▸ **Listing**:
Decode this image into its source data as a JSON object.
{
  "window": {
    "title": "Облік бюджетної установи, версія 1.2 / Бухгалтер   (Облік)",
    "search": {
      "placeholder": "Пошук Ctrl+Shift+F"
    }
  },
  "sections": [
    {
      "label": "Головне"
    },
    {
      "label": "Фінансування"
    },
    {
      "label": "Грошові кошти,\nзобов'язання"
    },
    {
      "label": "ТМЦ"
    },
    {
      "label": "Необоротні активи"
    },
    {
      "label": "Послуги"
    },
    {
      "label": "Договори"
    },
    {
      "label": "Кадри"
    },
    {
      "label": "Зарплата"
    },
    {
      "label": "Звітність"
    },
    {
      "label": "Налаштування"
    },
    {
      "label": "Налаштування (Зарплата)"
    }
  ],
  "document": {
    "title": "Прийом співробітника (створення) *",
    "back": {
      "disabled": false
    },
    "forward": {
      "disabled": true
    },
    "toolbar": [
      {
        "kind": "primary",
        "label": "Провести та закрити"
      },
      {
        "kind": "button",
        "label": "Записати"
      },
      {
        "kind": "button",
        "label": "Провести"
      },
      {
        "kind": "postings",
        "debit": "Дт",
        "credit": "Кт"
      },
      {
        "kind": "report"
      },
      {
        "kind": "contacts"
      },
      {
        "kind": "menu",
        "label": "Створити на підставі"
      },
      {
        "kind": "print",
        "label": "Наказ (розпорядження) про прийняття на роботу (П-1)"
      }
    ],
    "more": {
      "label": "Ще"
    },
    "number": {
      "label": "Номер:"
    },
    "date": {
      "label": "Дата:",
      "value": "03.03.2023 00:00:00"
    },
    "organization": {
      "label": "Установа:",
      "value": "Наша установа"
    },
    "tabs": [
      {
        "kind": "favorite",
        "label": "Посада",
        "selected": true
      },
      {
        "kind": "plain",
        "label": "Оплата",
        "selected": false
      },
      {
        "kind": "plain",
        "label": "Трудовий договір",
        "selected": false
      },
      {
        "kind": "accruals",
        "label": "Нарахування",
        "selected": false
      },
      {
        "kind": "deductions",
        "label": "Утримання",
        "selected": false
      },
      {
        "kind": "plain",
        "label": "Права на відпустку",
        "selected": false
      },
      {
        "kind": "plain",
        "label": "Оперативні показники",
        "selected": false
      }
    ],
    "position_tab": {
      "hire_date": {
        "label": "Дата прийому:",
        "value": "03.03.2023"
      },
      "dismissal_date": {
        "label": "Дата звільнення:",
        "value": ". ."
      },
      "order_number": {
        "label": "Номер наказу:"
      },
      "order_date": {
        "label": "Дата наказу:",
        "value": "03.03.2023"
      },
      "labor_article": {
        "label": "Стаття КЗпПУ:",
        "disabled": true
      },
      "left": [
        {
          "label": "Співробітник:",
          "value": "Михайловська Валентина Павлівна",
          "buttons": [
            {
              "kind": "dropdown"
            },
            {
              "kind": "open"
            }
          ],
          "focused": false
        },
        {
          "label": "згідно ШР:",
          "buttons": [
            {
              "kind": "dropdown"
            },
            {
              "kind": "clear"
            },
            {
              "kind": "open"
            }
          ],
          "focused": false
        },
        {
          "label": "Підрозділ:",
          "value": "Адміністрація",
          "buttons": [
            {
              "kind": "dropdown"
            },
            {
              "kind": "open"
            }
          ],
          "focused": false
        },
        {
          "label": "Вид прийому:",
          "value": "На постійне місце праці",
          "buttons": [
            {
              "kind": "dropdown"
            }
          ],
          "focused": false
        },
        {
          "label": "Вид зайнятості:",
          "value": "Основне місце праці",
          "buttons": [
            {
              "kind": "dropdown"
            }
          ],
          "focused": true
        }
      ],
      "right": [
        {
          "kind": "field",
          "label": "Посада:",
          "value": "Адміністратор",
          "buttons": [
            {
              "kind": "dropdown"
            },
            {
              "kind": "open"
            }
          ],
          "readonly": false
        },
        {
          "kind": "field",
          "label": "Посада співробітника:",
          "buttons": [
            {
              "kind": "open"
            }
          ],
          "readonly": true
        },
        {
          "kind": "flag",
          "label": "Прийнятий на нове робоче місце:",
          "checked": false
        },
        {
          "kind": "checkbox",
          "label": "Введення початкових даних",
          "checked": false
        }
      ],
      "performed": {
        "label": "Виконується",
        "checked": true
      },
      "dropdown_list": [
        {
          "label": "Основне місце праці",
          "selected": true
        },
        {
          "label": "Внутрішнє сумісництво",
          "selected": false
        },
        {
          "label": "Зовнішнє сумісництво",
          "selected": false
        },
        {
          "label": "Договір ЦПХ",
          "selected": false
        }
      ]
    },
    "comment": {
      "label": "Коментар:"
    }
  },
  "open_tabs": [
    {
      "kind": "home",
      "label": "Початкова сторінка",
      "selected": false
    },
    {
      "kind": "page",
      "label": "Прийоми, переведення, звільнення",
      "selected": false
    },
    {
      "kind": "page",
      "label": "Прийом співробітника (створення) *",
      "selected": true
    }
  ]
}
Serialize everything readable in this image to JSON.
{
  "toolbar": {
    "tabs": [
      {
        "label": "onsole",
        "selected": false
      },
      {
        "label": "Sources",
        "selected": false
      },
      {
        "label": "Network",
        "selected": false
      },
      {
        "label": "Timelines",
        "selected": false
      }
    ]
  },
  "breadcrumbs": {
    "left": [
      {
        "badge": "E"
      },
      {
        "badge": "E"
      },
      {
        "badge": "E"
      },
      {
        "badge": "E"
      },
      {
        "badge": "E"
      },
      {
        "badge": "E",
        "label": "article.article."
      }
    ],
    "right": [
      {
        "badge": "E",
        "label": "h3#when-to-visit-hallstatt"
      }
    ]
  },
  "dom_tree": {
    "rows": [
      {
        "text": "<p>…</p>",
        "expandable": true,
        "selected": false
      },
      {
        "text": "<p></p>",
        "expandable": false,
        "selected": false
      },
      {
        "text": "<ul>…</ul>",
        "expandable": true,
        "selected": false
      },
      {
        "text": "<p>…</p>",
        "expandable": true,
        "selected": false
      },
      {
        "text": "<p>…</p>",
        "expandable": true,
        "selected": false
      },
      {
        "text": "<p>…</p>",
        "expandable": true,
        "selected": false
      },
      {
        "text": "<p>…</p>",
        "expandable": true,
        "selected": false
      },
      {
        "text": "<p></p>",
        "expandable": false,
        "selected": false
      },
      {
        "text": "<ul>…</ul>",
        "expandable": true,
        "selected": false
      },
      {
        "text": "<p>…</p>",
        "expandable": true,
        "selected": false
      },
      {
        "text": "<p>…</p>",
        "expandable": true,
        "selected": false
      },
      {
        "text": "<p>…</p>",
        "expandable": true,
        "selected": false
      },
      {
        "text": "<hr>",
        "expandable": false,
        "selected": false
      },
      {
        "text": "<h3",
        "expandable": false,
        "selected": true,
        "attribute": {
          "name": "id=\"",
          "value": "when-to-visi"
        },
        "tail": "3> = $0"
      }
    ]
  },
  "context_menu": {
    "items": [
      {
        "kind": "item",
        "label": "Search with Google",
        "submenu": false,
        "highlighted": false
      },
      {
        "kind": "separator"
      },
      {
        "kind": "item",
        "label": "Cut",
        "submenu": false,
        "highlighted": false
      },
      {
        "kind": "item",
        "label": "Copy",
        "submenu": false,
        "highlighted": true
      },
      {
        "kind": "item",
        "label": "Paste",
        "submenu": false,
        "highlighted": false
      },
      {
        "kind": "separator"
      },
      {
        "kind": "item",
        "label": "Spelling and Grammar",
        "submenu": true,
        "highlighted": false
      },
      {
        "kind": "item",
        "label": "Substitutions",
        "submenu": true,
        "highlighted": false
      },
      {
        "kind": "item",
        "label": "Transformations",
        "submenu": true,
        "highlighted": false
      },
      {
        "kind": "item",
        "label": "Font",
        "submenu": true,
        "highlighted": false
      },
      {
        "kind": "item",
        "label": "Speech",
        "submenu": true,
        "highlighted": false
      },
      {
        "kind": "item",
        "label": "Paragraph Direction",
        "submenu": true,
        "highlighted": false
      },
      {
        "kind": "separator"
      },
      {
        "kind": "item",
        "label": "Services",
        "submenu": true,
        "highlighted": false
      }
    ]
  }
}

▸ **Stated task**:
Each line that has the word "Посада" should be copied.

▸ **Response to the task**:
        "label": "Посада",
          "label": "Посада:",
          "label": "Посада співробітника:",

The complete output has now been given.